(To be done) Go through the records and extract every line with the word "help".

(The data)

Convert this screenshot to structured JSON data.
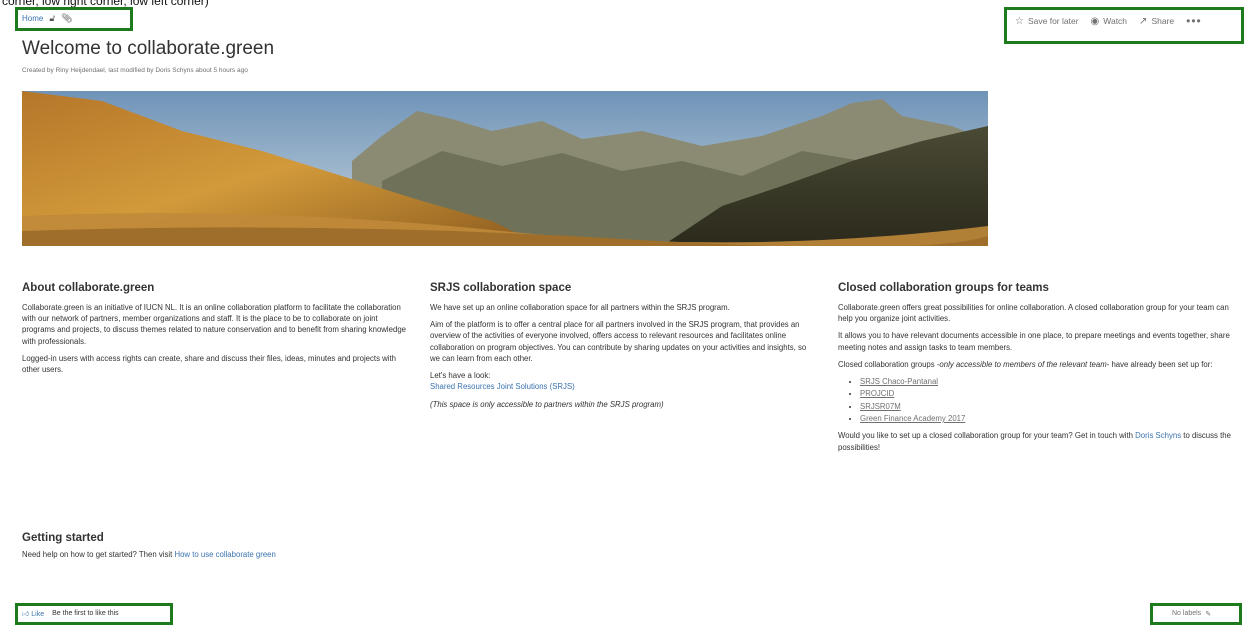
{
  "caption": "corner, low right corner, low left corner)",
  "breadcrumb": {
    "home": "Home",
    "lock_icon": "lock-icon",
    "attachment_icon": "paperclip-icon"
  },
  "actions": {
    "save": "Save for later",
    "watch": "Watch",
    "share": "Share",
    "more": "•••"
  },
  "page": {
    "title": "Welcome to collaborate.green",
    "meta": "Created by Riny Heijdendael, last modified by Doris Schyns about 5 hours ago"
  },
  "about": {
    "heading": "About collaborate.green",
    "p1": "Collaborate.green is an initiative of IUCN NL. It is an online collaboration platform to facilitate the collaboration with our network of partners, member organizations and staff. It is the place to be to collaborate on joint programs and projects, to discuss themes related to nature conservation and to benefit from sharing knowledge with professionals.",
    "p2": "Logged-in users with access rights can create, share and discuss their files, ideas, minutes and projects with other users."
  },
  "srjs": {
    "heading": "SRJS collaboration space",
    "p1": "We have set up an online collaboration space for all partners within the SRJS program.",
    "p2": "Aim of the platform is to offer a central place for all partners involved in the SRJS program, that provides an overview of the activities of everyone involved, offers access to relevant resources and facilitates online collaboration on program objectives. You can contribute by sharing updates on your activities and insights, so we can learn from each other.",
    "look": "Let's have a look:",
    "link": "Shared Resources Joint Solutions (SRJS)",
    "note": "(This space is only accessible to partners within the SRJS program)"
  },
  "closed": {
    "heading": "Closed collaboration groups for teams",
    "p1": "Collaborate.green offers great possibilities for online collaboration. A closed collaboration group for your team can help you organize joint activities.",
    "p2": "It allows you to have relevant documents accessible in one place, to prepare meetings and events together, share meeting notes and assign tasks to team members.",
    "p3_a": "Closed collaboration groups -",
    "p3_em": "only accessible to members of the relevant team",
    "p3_b": "- have already been set up for:",
    "groups": [
      "SRJS Chaco-Pantanal",
      "PROJCID",
      "SRJSR07M",
      "Green Finance Academy 2017"
    ],
    "p4_a": "Would you like to set up a closed collaboration group for your team? Get in touch with ",
    "p4_link": "Doris Schyns",
    "p4_b": " to discuss the possibilities!"
  },
  "getting": {
    "heading": "Getting started",
    "text": "Need help on how to get started? Then visit ",
    "link": "How to use collaborate green"
  },
  "footer": {
    "like": "Like",
    "first": "Be the first to like this",
    "labels": "No labels"
  }
}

(Written reply)
    "p1": "Collaborate.green offers great possibilities for online collaboration. A closed collaboration group for your team can help you organize joint activities.",
    "text": "Need help on how to get started? Then visit ",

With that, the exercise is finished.